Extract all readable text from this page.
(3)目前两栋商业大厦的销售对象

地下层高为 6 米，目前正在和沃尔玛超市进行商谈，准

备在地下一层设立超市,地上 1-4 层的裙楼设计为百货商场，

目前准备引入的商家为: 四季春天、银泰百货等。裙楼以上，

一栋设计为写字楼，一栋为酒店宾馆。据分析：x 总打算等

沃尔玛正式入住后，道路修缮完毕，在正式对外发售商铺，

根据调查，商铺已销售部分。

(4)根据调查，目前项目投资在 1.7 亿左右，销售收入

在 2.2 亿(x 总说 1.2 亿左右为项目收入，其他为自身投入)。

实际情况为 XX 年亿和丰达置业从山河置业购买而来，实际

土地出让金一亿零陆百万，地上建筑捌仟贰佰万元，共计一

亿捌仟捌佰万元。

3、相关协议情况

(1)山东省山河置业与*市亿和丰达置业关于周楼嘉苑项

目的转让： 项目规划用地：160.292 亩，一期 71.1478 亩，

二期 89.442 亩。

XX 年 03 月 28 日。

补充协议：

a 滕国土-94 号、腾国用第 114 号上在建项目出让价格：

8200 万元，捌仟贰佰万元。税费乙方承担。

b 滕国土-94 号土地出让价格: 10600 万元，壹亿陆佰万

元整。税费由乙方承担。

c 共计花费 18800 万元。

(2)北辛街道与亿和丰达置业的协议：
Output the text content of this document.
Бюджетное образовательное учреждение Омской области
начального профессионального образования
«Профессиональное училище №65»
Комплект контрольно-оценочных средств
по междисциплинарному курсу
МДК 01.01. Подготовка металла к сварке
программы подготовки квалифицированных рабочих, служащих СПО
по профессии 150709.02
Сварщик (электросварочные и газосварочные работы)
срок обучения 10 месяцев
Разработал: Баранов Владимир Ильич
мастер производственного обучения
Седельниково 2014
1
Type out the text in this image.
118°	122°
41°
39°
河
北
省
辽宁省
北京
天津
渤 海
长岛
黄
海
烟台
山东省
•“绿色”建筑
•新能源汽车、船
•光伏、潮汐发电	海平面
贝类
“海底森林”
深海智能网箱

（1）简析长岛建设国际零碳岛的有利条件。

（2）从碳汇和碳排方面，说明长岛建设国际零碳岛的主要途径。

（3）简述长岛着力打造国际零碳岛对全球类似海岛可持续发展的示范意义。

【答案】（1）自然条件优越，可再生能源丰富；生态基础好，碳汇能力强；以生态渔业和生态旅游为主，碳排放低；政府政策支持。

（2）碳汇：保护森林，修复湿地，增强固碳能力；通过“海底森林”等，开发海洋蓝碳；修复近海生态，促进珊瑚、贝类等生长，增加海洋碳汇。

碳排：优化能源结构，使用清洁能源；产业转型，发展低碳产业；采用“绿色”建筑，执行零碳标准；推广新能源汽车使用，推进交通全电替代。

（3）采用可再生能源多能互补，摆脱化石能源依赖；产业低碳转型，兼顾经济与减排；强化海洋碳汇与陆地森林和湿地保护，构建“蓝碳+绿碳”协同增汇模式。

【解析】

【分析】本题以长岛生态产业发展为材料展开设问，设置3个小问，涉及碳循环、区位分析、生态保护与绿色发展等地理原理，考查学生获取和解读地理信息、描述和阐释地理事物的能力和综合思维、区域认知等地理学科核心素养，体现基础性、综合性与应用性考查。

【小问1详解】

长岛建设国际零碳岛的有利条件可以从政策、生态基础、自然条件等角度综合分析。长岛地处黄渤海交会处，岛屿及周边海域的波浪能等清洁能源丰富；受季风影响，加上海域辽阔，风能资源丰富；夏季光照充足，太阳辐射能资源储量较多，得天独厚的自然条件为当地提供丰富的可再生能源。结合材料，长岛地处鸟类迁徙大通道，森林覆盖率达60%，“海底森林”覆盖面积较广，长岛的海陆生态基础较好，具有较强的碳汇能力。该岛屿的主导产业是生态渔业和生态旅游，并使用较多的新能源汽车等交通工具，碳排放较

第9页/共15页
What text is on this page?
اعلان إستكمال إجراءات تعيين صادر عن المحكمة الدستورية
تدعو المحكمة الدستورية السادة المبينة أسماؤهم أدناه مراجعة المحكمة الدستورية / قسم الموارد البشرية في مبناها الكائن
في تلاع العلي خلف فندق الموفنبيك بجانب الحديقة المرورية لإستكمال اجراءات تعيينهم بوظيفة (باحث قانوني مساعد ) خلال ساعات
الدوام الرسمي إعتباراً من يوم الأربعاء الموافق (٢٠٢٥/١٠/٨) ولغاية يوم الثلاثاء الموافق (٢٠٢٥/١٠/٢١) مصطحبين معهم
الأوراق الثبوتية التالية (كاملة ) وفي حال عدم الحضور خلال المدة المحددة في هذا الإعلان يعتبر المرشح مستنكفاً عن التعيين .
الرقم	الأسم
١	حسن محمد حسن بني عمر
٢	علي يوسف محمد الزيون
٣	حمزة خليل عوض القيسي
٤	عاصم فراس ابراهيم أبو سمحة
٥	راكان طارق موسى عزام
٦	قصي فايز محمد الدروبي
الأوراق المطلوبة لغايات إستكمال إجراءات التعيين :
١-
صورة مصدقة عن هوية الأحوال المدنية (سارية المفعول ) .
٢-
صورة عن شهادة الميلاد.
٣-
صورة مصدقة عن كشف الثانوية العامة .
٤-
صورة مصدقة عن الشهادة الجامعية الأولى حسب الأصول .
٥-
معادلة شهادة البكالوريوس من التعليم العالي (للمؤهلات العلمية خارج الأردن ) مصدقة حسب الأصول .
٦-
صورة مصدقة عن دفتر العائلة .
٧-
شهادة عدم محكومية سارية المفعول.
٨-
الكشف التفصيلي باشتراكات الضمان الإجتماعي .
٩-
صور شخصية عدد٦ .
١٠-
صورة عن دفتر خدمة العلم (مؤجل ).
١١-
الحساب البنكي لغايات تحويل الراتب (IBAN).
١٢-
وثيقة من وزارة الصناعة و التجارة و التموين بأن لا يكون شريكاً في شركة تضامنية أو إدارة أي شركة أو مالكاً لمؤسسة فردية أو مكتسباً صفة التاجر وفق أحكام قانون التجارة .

--- --- ---

● **To do**
Write every entry out again exactly.

● **Task solution**
Extract all readable text from this page.
(3)目前两栋商业大厦的销售对象

地下层高为 6 米，目前正在和沃尔玛超市进行商谈，准

备在地下一层设立超市,地上 1-4 层的裙楼设计为百货商场，

目前准备引入的商家为: 四季春天、银泰百货等。裙楼以上，

一栋设计为写字楼，一栋为酒店宾馆。据分析：x 总打算等

沃尔玛正式入住后，道路修缮完毕，在正式对外发售商铺，

根据调查，商铺已销售部分。

(4)根据调查，目前项目投资在 1.7 亿左右，销售收入

在 2.2 亿(x 总说 1.2 亿左右为项目收入，其他为自身投入)。

实际情况为 XX 年亿和丰达置业从山河置业购买而来，实际

土地出让金一亿零陆百万，地上建筑捌仟贰佰万元，共计一

亿捌仟捌佰万元。

3、相关协议情况

(1)山东省山河置业与*市亿和丰达置业关于周楼嘉苑项

目的转让： 项目规划用地：160.292 亩，一期 71.1478 亩，

二期 89.442 亩。

XX 年 03 月 28 日。

补充协议：

a 滕国土-94 号、腾国用第 114 号上在建项目出让价格：

8200 万元，捌仟贰佰万元。税费乙方承担。

b 滕国土-94 号土地出让价格: 10600 万元，壹亿陆佰万

元整。税费由乙方承担。

c 共计花费 18800 万元。

(2)北辛街道与亿和丰达置业的协议：
Output the text content of this document.
Бюджетное образовательное учреждение Омской области
начального профессионального образования
«Профессиональное училище №65»
Комплект контрольно-оценочных средств
по междисциплинарному курсу
МДК 01.01. Подготовка металла к сварке
программы подготовки квалифицированных рабочих, служащих СПО
по профессии 150709.02
Сварщик (электросварочные и газосварочные работы)
срок обучения 10 месяцев
Разработал: Баранов Владимир Ильич
мастер производственного обучения
Седельниково 2014
1
Type out the text in this image.
118°	122°
41°
39°
河
北
省
辽宁省
北京
天津
渤 海
长岛
黄
海
烟台
山东省
•“绿色”建筑
•新能源汽车、船
•光伏、潮汐发电	海平面
贝类
“海底森林”
深海智能网箱

（1）简析长岛建设国际零碳岛的有利条件。

（2）从碳汇和碳排方面，说明长岛建设国际零碳岛的主要途径。

（3）简述长岛着力打造国际零碳岛对全球类似海岛可持续发展的示范意义。

【答案】（1）自然条件优越，可再生能源丰富；生态基础好，碳汇能力强；以生态渔业和生态旅游为主，碳排放低；政府政策支持。

（2）碳汇：保护森林，修复湿地，增强固碳能力；通过“海底森林”等，开发海洋蓝碳；修复近海生态，促进珊瑚、贝类等生长，增加海洋碳汇。

碳排：优化能源结构，使用清洁能源；产业转型，发展低碳产业；采用“绿色”建筑，执行零碳标准；推广新能源汽车使用，推进交通全电替代。

（3）采用可再生能源多能互补，摆脱化石能源依赖；产业低碳转型，兼顾经济与减排；强化海洋碳汇与陆地森林和湿地保护，构建“蓝碳+绿碳”协同增汇模式。

【解析】

【分析】本题以长岛生态产业发展为材料展开设问，设置3个小问，涉及碳循环、区位分析、生态保护与绿色发展等地理原理，考查学生获取和解读地理信息、描述和阐释地理事物的能力和综合思维、区域认知等地理学科核心素养，体现基础性、综合性与应用性考查。

【小问1详解】

长岛建设国际零碳岛的有利条件可以从政策、生态基础、自然条件等角度综合分析。长岛地处黄渤海交会处，岛屿及周边海域的波浪能等清洁能源丰富；受季风影响，加上海域辽阔，风能资源丰富；夏季光照充足，太阳辐射能资源储量较多，得天独厚的自然条件为当地提供丰富的可再生能源。结合材料，长岛地处鸟类迁徙大通道，森林覆盖率达60%，“海底森林”覆盖面积较广，长岛的海陆生态基础较好，具有较强的碳汇能力。该岛屿的主导产业是生态渔业和生态旅游，并使用较多的新能源汽车等交通工具，碳排放较

第9页/共15页
What text is on this page?
اعلان إستكمال إجراءات تعيين صادر عن المحكمة الدستورية
تدعو المحكمة الدستورية السادة المبينة أسماؤهم أدناه مراجعة المحكمة الدستورية / قسم الموارد البشرية في مبناها الكائن
في تلاع العلي خلف فندق الموفنبيك بجانب الحديقة المرورية لإستكمال اجراءات تعيينهم بوظيفة (باحث قانوني مساعد ) خلال ساعات
الدوام الرسمي إعتباراً من يوم الأربعاء الموافق (٢٠٢٥/١٠/٨) ولغاية يوم الثلاثاء الموافق (٢٠٢٥/١٠/٢١) مصطحبين معهم
الأوراق الثبوتية التالية (كاملة ) وفي حال عدم الحضور خلال المدة المحددة في هذا الإعلان يعتبر المرشح مستنكفاً عن التعيين .
الرقم	الأسم
١	حسن محمد حسن بني عمر
٢	علي يوسف محمد الزيون
٣	حمزة خليل عوض القيسي
٤	عاصم فراس ابراهيم أبو سمحة
٥	راكان طارق موسى عزام
٦	قصي فايز محمد الدروبي
الأوراق المطلوبة لغايات إستكمال إجراءات التعيين :
١-
صورة مصدقة عن هوية الأحوال المدنية (سارية المفعول ) .
٢-
صورة عن شهادة الميلاد.
٣-
صورة مصدقة عن كشف الثانوية العامة .
٤-
صورة مصدقة عن الشهادة الجامعية الأولى حسب الأصول .
٥-
معادلة شهادة البكالوريوس من التعليم العالي (للمؤهلات العلمية خارج الأردن ) مصدقة حسب الأصول .
٦-
صورة مصدقة عن دفتر العائلة .
٧-
شهادة عدم محكومية سارية المفعول.
٨-
الكشف التفصيلي باشتراكات الضمان الإجتماعي .
٩-
صور شخصية عدد٦ .
١٠-
صورة عن دفتر خدمة العلم (مؤجل ).
١١-
الحساب البنكي لغايات تحويل الراتب (IBAN).
١٢-
وثيقة من وزارة الصناعة و التجارة و التموين بأن لا يكون شريكاً في شركة تضامنية أو إدارة أي شركة أو مالكاً لمؤسسة فردية أو مكتسباً صفة التاجر وفق أحكام قانون التجارة .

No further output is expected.